RECORDS TO USE -
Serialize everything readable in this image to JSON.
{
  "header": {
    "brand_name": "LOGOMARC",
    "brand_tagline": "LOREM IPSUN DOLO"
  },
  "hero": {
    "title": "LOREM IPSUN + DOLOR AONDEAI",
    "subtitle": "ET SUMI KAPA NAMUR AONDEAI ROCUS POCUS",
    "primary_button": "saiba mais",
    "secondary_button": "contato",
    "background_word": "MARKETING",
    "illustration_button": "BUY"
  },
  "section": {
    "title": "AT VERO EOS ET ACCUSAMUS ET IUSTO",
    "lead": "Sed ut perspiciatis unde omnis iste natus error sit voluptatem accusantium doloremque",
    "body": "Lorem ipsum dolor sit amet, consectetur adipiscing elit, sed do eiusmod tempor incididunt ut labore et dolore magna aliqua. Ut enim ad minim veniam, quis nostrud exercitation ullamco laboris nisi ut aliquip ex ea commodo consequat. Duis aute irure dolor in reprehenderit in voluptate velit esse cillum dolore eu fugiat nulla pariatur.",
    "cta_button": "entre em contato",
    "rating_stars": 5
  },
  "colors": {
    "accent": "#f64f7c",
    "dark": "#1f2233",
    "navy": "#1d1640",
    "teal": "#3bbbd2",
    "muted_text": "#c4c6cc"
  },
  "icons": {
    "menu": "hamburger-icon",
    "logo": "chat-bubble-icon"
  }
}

YOUR TASK - Out of the material above, gather each line where "IPSUN" appears.

RESULT OF THE TASK -
    "brand_tagline": "LOREM IPSUN DOLO"
    "title": "LOREM IPSUN + DOLOR AONDEAI",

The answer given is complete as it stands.